* _Prompt_
Copy out every line of the data exactly.

Collection entries
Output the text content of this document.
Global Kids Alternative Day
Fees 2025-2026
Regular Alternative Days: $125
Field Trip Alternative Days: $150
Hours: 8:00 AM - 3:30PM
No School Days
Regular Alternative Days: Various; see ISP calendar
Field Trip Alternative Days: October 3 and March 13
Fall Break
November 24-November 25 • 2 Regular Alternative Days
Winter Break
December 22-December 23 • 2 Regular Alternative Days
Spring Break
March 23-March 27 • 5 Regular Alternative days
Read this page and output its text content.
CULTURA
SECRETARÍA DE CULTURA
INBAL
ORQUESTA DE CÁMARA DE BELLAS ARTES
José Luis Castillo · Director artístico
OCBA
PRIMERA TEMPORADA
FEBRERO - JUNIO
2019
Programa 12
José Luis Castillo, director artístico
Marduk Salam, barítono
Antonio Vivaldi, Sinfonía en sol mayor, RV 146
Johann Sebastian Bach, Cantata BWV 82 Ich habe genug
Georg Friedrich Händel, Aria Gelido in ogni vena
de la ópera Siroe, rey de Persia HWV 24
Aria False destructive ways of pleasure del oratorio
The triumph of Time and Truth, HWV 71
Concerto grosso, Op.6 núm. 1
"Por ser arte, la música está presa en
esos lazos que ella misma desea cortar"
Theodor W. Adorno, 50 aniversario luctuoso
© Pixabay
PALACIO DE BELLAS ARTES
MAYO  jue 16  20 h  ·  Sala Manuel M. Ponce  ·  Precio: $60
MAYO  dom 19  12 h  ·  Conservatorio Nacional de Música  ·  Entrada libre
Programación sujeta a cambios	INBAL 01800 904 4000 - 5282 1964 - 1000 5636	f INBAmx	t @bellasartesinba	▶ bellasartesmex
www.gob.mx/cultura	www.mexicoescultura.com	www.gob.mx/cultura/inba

* _Response_
Output the text content of this document.
Global Kids Alternative Day
Fees 2025-2026
Regular Alternative Days: $125
Field Trip Alternative Days: $150
Hours: 8:00 AM - 3:30PM
No School Days
Regular Alternative Days: Various; see ISP calendar
Field Trip Alternative Days: October 3 and March 13
Fall Break
November 24-November 25 • 2 Regular Alternative Days
Winter Break
December 22-December 23 • 2 Regular Alternative Days
Spring Break
March 23-March 27 • 5 Regular Alternative days
Read this page and output its text content.
CULTURA
SECRETARÍA DE CULTURA
INBAL
ORQUESTA DE CÁMARA DE BELLAS ARTES
José Luis Castillo · Director artístico
OCBA
PRIMERA TEMPORADA
FEBRERO - JUNIO
2019
Programa 12
José Luis Castillo, director artístico
Marduk Salam, barítono
Antonio Vivaldi, Sinfonía en sol mayor, RV 146
Johann Sebastian Bach, Cantata BWV 82 Ich habe genug
Georg Friedrich Händel, Aria Gelido in ogni vena
de la ópera Siroe, rey de Persia HWV 24
Aria False destructive ways of pleasure del oratorio
The triumph of Time and Truth, HWV 71
Concerto grosso, Op.6 núm. 1
"Por ser arte, la música está presa en
esos lazos que ella misma desea cortar"
Theodor W. Adorno, 50 aniversario luctuoso
© Pixabay
PALACIO DE BELLAS ARTES
MAYO  jue 16  20 h  ·  Sala Manuel M. Ponce  ·  Precio: $60
MAYO  dom 19  12 h  ·  Conservatorio Nacional de Música  ·  Entrada libre
Programación sujeta a cambios	INBAL 01800 904 4000 - 5282 1964 - 1000 5636	f INBAmx	t @bellasartesinba	▶ bellasartesmex
www.gob.mx/cultura	www.mexicoescultura.com	www.gob.mx/cultura/inba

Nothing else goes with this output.